Problem to work on:
Could you transcribe every record below exactly as written, leaving out any pictures?

━━ Record extracts ━━

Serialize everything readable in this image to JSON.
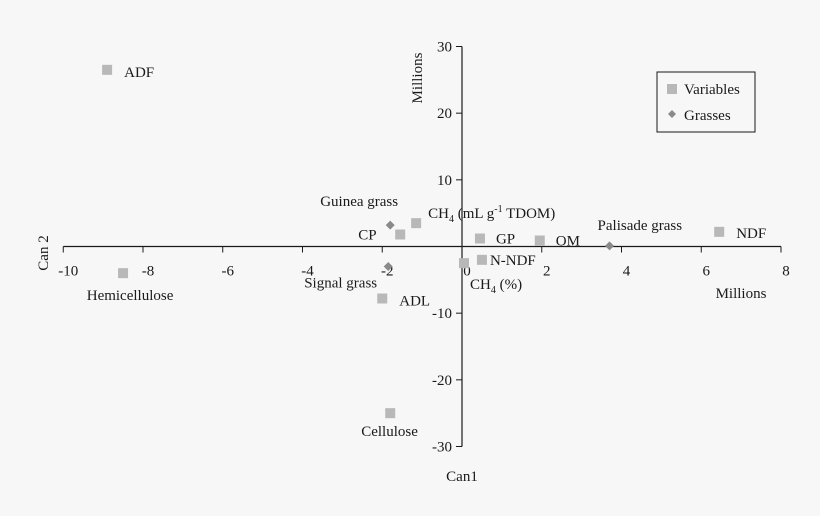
{
  "chart_data": {
    "type": "scatter",
    "x_axis": {
      "title": "Can1",
      "unit_label": "Millions",
      "range": [
        -10,
        8
      ],
      "ticks": [
        -10,
        -8,
        -6,
        -4,
        -2,
        0,
        2,
        4,
        6,
        8
      ],
      "tick_labels": [
        "-10",
        "-8",
        "-6",
        "-4",
        "-2",
        "0",
        "2",
        "4",
        "6",
        "8"
      ]
    },
    "y_axis": {
      "title": "Can 2",
      "unit_label": "Millions",
      "range": [
        -30,
        30
      ],
      "ticks": [
        -30,
        -20,
        -10,
        0,
        10,
        20,
        30
      ],
      "tick_labels": [
        "-30",
        "-20",
        "-10",
        "",
        "10",
        "20",
        "30"
      ]
    },
    "legend": {
      "placement": "top-right",
      "entries": [
        {
          "name": "Variables",
          "marker": "square",
          "color": "#b8b8b8"
        },
        {
          "name": "Grasses",
          "marker": "diamond",
          "color": "#8a8a8a"
        }
      ]
    },
    "series": [
      {
        "name": "Variables",
        "marker": "square",
        "color": "#b8b8b8",
        "points": [
          {
            "label": "ADF",
            "x": -8.9,
            "y": 26.5
          },
          {
            "label": "Hemicellulose",
            "x": -8.5,
            "y": -4.0
          },
          {
            "label": "CH4 (mL g-1 TDOM)",
            "x": -1.15,
            "y": 3.5
          },
          {
            "label": "CP",
            "x": -1.55,
            "y": 1.8
          },
          {
            "label": "GP",
            "x": 0.45,
            "y": 1.2
          },
          {
            "label": "OM",
            "x": 1.95,
            "y": 0.9
          },
          {
            "label": "N-NDF",
            "x": 0.5,
            "y": -2.0
          },
          {
            "label": "CH4 (%)",
            "x": 0.05,
            "y": -2.5
          },
          {
            "label": "ADL",
            "x": -2.0,
            "y": -7.8
          },
          {
            "label": "Cellulose",
            "x": -1.8,
            "y": -25.0
          },
          {
            "label": "NDF",
            "x": 6.45,
            "y": 2.2
          }
        ]
      },
      {
        "name": "Grasses",
        "marker": "diamond",
        "color": "#8a8a8a",
        "points": [
          {
            "label": "Guinea grass",
            "x": -1.8,
            "y": 3.2
          },
          {
            "label": "Signal grass",
            "x": -1.85,
            "y": -3.0
          },
          {
            "label": "Palisade grass",
            "x": 3.7,
            "y": 0.1
          }
        ]
      }
    ]
  }
}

━━━

Exercise answer:
Serialize everything readable in this image to JSON.
{
  "chart_data": {
    "type": "scatter",
    "x_axis": {
      "title": "Can1",
      "unit_label": "Millions",
      "range": [
        -10,
        8
      ],
      "ticks": [
        -10,
        -8,
        -6,
        -4,
        -2,
        0,
        2,
        4,
        6,
        8
      ],
      "tick_labels": [
        "-10",
        "-8",
        "-6",
        "-4",
        "-2",
        "0",
        "2",
        "4",
        "6",
        "8"
      ]
    },
    "y_axis": {
      "title": "Can 2",
      "unit_label": "Millions",
      "range": [
        -30,
        30
      ],
      "ticks": [
        -30,
        -20,
        -10,
        0,
        10,
        20,
        30
      ],
      "tick_labels": [
        "-30",
        "-20",
        "-10",
        "",
        "10",
        "20",
        "30"
      ]
    },
    "legend": {
      "placement": "top-right",
      "entries": [
        {
          "name": "Variables",
          "marker": "square",
          "color": "#b8b8b8"
        },
        {
          "name": "Grasses",
          "marker": "diamond",
          "color": "#8a8a8a"
        }
      ]
    },
    "series": [
      {
        "name": "Variables",
        "marker": "square",
        "color": "#b8b8b8",
        "points": [
          {
            "label": "ADF",
            "x": -8.9,
            "y": 26.5
          },
          {
            "label": "Hemicellulose",
            "x": -8.5,
            "y": -4.0
          },
          {
            "label": "CH4 (mL g-1 TDOM)",
            "x": -1.15,
            "y": 3.5
          },
          {
            "label": "CP",
            "x": -1.55,
            "y": 1.8
          },
          {
            "label": "GP",
            "x": 0.45,
            "y": 1.2
          },
          {
            "label": "OM",
            "x": 1.95,
            "y": 0.9
          },
          {
            "label": "N-NDF",
            "x": 0.5,
            "y": -2.0
          },
          {
            "label": "CH4 (%)",
            "x": 0.05,
            "y": -2.5
          },
          {
            "label": "ADL",
            "x": -2.0,
            "y": -7.8
          },
          {
            "label": "Cellulose",
            "x": -1.8,
            "y": -25.0
          },
          {
            "label": "NDF",
            "x": 6.45,
            "y": 2.2
          }
        ]
      },
      {
        "name": "Grasses",
        "marker": "diamond",
        "color": "#8a8a8a",
        "points": [
          {
            "label": "Guinea grass",
            "x": -1.8,
            "y": 3.2
          },
          {
            "label": "Signal grass",
            "x": -1.85,
            "y": -3.0
          },
          {
            "label": "Palisade grass",
            "x": 3.7,
            "y": 0.1
          }
        ]
      }
    ]
  }
}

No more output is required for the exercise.